[Selected passage]
- - -
It's hardly worth getting your car cleaned when you live in the countryside. I am very bad at doing it myself and just seem to smear the dirt around and make things worse. Every now and again I am ashamed of looking like the car in Whacky Races that was continuously shrouded in a cloud of dirt (which upon looking up, I discover that I have entirely imagined) and take it to get cleaned. The place where I usually go pretty much always dirt shame me. The man in charge looks glumly at my dirty car and cannot hide his disgust as he says ‘Your car is very dirty.” This is his way of telling me that it's going to cost me more, but it turns out to be a bad tactic for a person whose job is to clean cars to be visible annoyed when a dirty car comes in to his carwash. Dirty cars are what he needs.  People with clean cars are not going to use his service. He doesn't need to make them feel good and he shouldn't make people with dirty cars feel bad. He should welcome them with open arms. Perhaps he's hoping that by shaming people with really dirty cars, they will come back before their car gets really dirty and thus provide him with more work. But it's a miscalculation. If he doesn't like dirty cars (and specifically then making them not dirty) then he is in the wrong business.
- - -
[Data listing]
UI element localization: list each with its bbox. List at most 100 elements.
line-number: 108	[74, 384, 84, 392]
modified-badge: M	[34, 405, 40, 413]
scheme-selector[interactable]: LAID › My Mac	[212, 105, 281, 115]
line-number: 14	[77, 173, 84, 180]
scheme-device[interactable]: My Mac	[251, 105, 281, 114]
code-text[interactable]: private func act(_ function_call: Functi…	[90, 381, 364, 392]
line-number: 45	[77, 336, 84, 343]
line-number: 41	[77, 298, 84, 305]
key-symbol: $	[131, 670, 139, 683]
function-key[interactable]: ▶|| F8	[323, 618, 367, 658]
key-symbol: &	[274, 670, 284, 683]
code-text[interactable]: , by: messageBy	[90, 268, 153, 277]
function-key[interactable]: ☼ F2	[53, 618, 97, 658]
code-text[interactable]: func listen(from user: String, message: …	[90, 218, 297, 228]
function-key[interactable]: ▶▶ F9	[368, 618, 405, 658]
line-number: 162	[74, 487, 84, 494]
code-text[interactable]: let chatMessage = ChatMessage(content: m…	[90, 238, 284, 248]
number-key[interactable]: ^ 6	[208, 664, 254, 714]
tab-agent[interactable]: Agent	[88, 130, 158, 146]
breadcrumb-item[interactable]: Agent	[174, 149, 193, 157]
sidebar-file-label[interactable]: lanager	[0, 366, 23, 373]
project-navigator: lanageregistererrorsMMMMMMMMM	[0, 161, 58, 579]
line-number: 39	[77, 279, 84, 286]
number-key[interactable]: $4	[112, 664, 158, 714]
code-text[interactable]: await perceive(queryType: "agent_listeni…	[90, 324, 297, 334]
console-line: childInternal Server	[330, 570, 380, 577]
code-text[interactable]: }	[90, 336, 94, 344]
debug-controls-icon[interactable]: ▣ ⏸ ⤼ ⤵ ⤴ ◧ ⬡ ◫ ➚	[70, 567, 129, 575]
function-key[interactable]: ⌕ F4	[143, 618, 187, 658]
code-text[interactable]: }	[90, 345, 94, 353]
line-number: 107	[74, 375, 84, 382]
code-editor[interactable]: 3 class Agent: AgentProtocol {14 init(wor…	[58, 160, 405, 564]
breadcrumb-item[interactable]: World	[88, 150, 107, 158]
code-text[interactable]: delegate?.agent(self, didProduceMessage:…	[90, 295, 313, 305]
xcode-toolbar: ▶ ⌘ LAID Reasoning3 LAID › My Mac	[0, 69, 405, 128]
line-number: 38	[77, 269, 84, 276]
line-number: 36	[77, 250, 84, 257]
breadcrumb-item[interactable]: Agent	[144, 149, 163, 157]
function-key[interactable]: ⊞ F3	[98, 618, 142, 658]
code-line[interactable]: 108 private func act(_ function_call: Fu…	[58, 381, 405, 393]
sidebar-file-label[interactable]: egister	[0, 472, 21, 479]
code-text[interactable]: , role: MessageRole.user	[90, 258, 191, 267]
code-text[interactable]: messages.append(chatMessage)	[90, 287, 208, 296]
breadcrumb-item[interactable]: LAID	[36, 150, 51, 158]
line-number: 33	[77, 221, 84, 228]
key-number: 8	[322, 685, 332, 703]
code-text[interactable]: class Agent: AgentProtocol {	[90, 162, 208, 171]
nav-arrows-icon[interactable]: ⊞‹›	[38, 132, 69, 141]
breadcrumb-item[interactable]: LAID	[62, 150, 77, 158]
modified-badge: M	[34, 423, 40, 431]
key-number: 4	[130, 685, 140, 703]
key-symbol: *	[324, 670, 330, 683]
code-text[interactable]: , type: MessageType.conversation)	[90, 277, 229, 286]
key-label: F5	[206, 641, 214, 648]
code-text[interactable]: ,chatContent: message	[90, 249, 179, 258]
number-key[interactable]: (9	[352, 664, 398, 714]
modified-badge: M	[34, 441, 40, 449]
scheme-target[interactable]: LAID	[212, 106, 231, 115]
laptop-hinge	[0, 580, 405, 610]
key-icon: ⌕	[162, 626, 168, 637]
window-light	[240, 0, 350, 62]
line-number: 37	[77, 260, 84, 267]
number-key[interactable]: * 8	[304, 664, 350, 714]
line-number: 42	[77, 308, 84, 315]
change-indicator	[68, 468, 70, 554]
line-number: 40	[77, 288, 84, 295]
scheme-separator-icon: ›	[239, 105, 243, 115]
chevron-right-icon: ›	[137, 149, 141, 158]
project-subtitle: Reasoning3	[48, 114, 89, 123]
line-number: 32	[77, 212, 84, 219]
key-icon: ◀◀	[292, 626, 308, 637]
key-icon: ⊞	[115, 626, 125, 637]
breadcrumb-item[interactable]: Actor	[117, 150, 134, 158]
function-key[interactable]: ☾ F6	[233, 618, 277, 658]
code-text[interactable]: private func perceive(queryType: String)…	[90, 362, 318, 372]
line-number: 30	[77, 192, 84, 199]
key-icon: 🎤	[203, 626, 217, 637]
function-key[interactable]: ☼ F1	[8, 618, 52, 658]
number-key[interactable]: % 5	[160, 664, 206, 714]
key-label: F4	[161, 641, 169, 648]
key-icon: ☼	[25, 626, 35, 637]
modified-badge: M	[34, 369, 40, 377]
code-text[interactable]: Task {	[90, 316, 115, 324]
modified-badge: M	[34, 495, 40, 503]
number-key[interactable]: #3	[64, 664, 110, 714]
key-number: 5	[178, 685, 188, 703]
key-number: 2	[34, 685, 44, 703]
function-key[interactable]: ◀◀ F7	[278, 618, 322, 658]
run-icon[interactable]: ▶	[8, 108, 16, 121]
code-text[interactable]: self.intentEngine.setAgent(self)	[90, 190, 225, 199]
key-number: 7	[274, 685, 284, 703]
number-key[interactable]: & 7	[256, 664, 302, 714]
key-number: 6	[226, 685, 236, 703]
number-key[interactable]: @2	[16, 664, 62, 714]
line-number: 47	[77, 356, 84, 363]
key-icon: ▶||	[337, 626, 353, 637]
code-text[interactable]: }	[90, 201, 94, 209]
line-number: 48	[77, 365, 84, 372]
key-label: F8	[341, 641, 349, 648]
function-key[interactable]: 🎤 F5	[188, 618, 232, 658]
- - -
[Task goal]
Reproduce the passage about getting a dirty car cleaned word for word, from start to finish.

[Solution for this exercise]
It's hardly worth getting your car cleaned when you live in the countryside. I am very bad at doing it myself and just seem to smear the dirt around and make things worse. Every now and again I am ashamed of looking like the car in Whacky Races that was continuously shrouded in a cloud of dirt (which upon looking up, I discover that I have entirely imagined) and take it to get cleaned. The place where I usually go pretty much always dirt shame me. The man in charge looks glumly at my dirty car and cannot hide his disgust as he says ‘Your car is very dirty.” This is his way of telling me that it's going to cost me more, but it turns out to be a bad tactic for a person whose job is to clean cars to be visible annoyed when a dirty car comes in to his carwash. Dirty cars are what he needs.  People with clean cars are not going to use his service. He doesn't need to make them feel good and he shouldn't make people with dirty cars feel bad. He should welcome them with open arms. Perhaps he's hoping that by shaming people with really dirty cars, they will come back before their car gets really dirty and thus provide him with more work. But it's a miscalculation. If he doesn't like dirty cars (and specifically then making them not dirty) then he is in the wrong business.